> [Excerpted records]:
•••
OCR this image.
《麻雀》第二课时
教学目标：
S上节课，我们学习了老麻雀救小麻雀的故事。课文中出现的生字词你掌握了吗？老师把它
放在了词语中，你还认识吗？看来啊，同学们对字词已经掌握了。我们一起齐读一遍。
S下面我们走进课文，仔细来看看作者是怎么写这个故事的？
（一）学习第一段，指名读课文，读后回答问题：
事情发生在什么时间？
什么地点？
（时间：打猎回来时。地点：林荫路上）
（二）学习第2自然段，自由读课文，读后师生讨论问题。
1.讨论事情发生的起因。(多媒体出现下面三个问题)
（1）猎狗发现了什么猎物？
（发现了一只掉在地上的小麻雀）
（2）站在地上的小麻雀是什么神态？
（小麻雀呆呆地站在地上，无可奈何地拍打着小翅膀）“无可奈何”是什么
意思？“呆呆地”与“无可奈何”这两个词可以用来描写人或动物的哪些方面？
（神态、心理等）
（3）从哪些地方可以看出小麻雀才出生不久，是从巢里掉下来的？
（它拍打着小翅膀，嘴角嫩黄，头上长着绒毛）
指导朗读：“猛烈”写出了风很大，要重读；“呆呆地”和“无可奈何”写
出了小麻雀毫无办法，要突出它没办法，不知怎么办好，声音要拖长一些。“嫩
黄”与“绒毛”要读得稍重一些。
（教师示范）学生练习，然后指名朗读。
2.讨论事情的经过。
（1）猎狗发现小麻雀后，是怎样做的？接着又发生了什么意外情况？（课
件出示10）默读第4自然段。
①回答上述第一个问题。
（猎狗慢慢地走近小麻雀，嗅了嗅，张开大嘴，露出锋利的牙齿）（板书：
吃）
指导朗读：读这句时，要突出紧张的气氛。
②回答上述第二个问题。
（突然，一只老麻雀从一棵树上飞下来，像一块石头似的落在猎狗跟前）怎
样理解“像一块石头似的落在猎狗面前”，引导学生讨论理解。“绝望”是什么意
•••
All lines that include "指导朗读" are to be gathered and copied.

指导朗读：“猛烈”写出了风很大，要重读；“呆呆地”和“无可奈何”写
指导朗读：读这句时，要突出紧张的气氛。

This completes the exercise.